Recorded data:
-*-
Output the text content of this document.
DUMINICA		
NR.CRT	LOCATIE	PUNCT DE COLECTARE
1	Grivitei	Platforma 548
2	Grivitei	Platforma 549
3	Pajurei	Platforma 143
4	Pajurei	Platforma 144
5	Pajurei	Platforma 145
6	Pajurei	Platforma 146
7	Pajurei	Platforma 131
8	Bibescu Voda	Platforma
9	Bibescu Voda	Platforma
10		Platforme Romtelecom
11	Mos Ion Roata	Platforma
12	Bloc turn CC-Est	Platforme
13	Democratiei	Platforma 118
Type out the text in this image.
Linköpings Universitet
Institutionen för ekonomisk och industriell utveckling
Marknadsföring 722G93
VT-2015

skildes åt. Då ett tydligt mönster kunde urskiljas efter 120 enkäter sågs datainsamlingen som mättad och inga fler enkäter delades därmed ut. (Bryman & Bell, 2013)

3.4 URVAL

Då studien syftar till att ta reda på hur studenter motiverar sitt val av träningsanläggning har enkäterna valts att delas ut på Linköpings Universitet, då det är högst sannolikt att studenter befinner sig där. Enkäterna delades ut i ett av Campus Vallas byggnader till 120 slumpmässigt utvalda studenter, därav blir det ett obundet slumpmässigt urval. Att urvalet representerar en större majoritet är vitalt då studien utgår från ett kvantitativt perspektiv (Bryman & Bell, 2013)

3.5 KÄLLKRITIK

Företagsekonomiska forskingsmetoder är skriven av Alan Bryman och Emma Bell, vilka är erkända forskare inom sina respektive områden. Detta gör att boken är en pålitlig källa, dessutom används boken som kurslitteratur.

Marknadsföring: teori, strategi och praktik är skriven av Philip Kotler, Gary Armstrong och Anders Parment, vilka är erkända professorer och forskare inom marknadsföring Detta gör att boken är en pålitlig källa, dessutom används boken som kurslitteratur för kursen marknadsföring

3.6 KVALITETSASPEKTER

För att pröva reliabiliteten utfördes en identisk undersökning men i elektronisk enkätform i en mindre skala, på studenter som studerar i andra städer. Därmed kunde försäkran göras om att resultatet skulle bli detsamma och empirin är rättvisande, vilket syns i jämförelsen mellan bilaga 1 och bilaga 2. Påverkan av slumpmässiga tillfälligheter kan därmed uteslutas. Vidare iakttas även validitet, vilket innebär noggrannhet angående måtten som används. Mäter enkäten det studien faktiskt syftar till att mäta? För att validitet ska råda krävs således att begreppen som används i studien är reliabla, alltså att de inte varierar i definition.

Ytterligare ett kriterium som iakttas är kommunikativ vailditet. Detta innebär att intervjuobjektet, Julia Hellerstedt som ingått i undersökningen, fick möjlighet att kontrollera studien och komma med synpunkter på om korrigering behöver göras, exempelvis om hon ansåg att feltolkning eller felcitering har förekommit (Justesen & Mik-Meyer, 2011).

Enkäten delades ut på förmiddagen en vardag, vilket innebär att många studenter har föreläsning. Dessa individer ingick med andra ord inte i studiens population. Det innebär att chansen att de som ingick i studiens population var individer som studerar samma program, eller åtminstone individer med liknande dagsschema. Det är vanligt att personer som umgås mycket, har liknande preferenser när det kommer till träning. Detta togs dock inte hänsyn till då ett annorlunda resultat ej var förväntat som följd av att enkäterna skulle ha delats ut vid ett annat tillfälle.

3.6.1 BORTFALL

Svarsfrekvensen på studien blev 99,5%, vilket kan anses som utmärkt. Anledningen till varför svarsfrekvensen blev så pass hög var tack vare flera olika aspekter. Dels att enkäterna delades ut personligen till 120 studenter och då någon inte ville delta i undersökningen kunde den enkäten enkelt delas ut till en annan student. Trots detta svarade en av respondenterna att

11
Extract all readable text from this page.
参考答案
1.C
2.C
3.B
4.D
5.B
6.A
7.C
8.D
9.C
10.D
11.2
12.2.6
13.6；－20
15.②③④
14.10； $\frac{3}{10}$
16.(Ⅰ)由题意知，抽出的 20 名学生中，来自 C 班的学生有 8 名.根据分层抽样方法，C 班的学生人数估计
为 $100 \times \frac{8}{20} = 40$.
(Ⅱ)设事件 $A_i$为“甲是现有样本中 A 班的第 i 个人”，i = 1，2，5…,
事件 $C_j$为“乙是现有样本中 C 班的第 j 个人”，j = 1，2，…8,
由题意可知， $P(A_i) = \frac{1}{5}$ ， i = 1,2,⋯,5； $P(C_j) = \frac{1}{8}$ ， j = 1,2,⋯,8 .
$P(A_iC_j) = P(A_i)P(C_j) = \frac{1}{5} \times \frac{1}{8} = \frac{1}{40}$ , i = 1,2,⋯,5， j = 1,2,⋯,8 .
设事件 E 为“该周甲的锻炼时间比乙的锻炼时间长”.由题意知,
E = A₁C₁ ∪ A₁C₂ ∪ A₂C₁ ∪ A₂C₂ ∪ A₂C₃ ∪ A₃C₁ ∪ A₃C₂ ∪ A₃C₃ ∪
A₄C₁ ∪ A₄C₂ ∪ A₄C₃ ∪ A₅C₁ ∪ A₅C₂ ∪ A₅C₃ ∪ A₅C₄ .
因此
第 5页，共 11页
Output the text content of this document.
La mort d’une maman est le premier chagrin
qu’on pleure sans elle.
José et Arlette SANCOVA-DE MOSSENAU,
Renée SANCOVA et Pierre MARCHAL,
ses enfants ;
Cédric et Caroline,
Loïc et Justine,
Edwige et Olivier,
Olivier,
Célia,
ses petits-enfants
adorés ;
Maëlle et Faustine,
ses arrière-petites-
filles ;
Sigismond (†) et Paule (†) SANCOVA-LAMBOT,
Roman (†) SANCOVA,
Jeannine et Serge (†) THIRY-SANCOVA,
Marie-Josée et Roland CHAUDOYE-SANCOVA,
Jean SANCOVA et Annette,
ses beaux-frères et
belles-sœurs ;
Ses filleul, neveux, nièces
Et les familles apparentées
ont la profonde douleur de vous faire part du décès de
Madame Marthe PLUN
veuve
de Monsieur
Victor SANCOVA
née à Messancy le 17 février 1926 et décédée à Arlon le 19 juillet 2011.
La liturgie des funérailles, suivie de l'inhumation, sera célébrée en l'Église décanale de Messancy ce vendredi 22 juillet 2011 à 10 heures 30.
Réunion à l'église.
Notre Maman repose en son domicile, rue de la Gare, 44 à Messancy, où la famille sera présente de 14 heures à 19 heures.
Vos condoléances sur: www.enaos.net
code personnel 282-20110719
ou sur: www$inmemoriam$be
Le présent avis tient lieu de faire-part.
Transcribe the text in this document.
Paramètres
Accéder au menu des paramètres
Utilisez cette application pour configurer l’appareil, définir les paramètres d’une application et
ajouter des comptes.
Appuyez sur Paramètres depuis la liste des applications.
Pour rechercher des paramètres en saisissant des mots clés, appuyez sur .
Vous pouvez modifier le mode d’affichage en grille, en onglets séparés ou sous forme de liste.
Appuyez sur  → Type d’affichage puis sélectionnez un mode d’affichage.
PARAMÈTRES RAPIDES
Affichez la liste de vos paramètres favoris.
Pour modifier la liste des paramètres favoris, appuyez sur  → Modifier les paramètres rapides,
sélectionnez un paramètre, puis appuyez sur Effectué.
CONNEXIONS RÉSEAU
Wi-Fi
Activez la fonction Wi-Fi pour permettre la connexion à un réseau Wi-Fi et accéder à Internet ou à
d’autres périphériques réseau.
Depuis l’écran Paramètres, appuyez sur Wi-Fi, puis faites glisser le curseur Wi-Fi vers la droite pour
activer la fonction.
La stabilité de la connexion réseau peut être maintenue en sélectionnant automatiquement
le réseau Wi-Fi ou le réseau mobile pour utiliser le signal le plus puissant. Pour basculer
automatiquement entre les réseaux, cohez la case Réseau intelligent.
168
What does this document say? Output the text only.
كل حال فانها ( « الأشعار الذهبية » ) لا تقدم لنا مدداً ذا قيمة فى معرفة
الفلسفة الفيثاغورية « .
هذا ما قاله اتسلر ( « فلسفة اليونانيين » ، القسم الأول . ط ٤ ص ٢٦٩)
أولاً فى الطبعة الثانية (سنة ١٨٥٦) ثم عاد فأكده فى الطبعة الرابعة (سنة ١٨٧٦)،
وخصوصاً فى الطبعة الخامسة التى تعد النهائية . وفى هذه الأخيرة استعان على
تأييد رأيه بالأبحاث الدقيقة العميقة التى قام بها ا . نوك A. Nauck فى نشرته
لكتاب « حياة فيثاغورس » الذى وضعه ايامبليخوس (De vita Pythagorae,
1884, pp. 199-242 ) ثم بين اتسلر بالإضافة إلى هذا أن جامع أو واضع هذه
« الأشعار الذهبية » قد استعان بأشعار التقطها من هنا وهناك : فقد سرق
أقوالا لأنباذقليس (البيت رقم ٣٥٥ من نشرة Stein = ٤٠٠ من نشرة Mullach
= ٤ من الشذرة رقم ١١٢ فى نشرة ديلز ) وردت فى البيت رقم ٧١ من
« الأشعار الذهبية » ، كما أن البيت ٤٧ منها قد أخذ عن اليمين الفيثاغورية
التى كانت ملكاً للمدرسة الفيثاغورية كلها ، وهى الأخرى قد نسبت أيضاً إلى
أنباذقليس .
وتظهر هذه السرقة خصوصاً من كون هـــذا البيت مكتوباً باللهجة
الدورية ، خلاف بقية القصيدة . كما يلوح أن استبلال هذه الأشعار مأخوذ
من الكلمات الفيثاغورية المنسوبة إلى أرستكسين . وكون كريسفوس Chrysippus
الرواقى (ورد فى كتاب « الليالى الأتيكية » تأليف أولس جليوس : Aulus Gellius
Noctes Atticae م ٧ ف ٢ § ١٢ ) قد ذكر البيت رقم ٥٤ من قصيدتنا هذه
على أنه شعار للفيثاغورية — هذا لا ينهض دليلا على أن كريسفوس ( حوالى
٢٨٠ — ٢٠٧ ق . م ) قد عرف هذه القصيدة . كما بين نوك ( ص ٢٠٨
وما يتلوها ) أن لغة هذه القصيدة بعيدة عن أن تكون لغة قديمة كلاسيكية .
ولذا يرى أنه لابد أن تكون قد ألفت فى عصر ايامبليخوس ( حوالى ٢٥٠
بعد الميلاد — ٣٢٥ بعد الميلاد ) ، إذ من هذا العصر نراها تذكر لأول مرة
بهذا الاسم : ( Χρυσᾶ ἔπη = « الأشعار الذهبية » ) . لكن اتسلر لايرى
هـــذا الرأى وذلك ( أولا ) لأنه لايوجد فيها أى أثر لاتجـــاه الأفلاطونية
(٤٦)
-*-
> _Aim_: Pick every line with "Bryman" in it and copy it.

> _Solution for this exercise_:
skildes åt. Då ett tydligt mönster kunde urskiljas efter 120 enkäter sågs datainsamlingen som mättad och inga fler enkäter delades därmed ut. (Bryman & Bell, 2013)
Då studien syftar till att ta reda på hur studenter motiverar sitt val av träningsanläggning har enkäterna valts att delas ut på Linköpings Universitet, då det är högst sannolikt att studenter befinner sig där. Enkäterna delades ut i ett av Campus Vallas byggnader till 120 slumpmässigt utvalda studenter, därav blir det ett obundet slumpmässigt urval. Att urvalet representerar en större majoritet är vitalt då studien utgår från ett kvantitativt perspektiv (Bryman & Bell, 2013)
Företagsekonomiska forskingsmetoder är skriven av Alan Bryman och Emma Bell, vilka är erkända forskare inom sina respektive områden. Detta gör att boken är en pålitlig källa, dessutom används boken som kurslitteratur.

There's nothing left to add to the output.